Your task is to repeat the listing exactly.

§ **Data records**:
++++++++++
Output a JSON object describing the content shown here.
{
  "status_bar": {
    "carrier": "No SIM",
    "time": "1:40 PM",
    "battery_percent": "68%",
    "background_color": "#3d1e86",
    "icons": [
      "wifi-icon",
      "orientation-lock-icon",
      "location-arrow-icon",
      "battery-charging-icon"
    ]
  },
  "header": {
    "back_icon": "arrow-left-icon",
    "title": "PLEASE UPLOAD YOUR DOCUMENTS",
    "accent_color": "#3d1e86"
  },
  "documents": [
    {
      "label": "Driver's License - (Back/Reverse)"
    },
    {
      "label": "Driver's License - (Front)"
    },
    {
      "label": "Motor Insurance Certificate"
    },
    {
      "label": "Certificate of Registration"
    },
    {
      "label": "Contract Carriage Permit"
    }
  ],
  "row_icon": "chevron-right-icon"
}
++++++++++
§ **EXPECTED ANSWER**:
Output a JSON object describing the content shown here.
{
  "status_bar": {
    "carrier": "No SIM",
    "time": "1:40 PM",
    "battery_percent": "68%",
    "background_color": "#3d1e86",
    "icons": [
      "wifi-icon",
      "orientation-lock-icon",
      "location-arrow-icon",
      "battery-charging-icon"
    ]
  },
  "header": {
    "back_icon": "arrow-left-icon",
    "title": "PLEASE UPLOAD YOUR DOCUMENTS",
    "accent_color": "#3d1e86"
  },
  "documents": [
    {
      "label": "Driver's License - (Back/Reverse)"
    },
    {
      "label": "Driver's License - (Front)"
    },
    {
      "label": "Motor Insurance Certificate"
    },
    {
      "label": "Certificate of Registration"
    },
    {
      "label": "Contract Carriage Permit"
    }
  ],
  "row_icon": "chevron-right-icon"
}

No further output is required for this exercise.